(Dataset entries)
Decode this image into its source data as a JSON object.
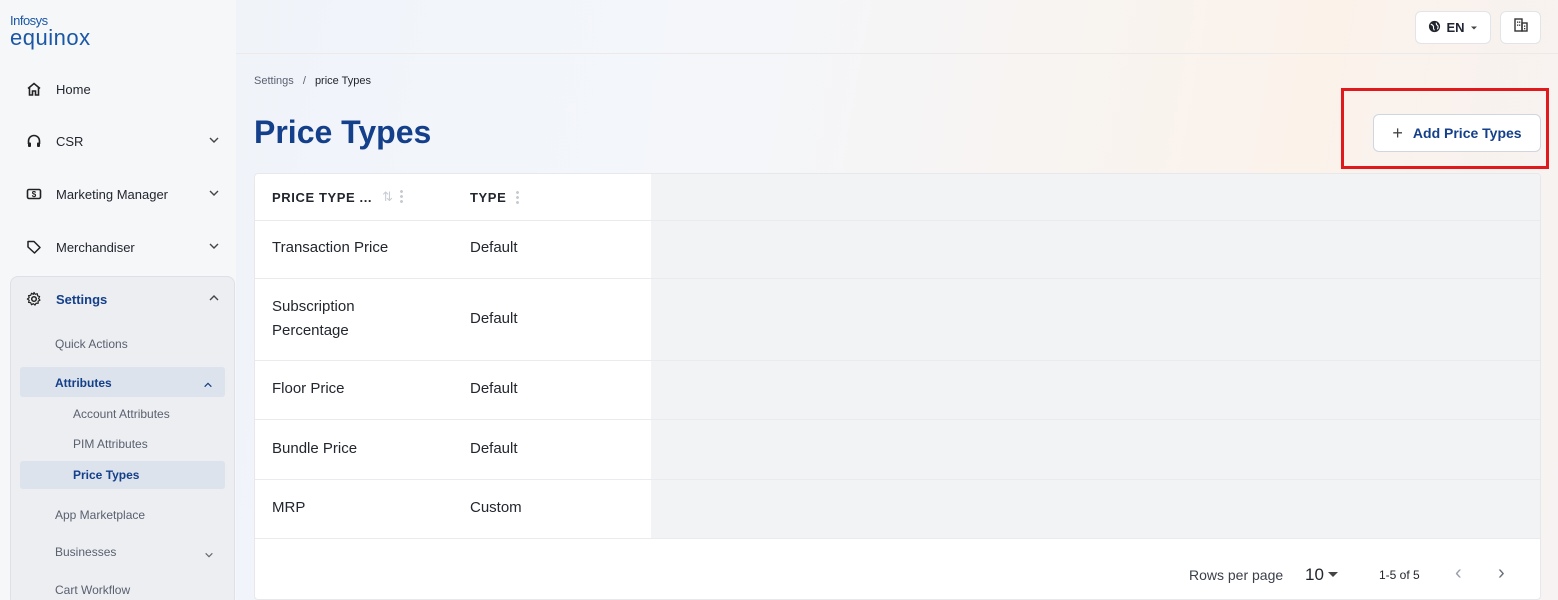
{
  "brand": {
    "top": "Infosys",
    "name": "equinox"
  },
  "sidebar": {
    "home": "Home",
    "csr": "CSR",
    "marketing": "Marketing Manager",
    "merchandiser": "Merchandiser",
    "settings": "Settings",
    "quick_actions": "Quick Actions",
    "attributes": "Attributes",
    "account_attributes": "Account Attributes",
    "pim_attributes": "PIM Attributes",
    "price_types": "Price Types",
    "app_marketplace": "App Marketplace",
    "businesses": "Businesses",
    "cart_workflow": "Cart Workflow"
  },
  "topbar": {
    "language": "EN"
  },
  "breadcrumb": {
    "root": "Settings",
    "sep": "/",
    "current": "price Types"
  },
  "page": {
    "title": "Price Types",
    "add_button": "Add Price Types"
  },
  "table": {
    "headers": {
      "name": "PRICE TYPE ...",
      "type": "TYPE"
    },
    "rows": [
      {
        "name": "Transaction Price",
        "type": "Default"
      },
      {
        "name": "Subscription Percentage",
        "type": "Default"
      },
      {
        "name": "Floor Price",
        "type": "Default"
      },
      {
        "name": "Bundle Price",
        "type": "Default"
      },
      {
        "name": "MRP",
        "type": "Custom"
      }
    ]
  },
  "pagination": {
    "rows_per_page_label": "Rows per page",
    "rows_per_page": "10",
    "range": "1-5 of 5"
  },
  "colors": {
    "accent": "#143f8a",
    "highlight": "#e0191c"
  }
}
---
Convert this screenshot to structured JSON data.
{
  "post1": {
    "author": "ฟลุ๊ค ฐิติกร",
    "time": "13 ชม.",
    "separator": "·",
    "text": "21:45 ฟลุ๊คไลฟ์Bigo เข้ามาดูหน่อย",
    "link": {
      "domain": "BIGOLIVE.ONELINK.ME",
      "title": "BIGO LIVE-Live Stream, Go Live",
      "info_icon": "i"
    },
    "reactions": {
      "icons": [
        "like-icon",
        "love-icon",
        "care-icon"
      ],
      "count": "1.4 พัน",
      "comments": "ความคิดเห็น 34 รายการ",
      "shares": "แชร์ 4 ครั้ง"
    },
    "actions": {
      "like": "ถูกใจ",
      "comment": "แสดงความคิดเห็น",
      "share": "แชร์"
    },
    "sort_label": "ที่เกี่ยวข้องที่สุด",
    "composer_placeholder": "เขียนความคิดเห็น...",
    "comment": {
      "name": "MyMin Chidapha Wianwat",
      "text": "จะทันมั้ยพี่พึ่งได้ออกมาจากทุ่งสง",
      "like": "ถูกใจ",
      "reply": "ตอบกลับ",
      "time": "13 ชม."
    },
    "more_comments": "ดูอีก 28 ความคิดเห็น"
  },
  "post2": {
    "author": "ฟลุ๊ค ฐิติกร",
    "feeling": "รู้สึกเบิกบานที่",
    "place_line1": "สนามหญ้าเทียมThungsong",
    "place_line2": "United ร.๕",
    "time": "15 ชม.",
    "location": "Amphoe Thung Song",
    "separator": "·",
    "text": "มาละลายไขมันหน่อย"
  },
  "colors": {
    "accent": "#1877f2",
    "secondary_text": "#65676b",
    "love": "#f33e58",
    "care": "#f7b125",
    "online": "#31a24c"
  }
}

Written problem
Gather each line of the records holding the string "Attributes".

Task result
    "attributes": "Attributes",
    "account_attributes": "Account Attributes",
    "pim_attributes": "PIM Attributes",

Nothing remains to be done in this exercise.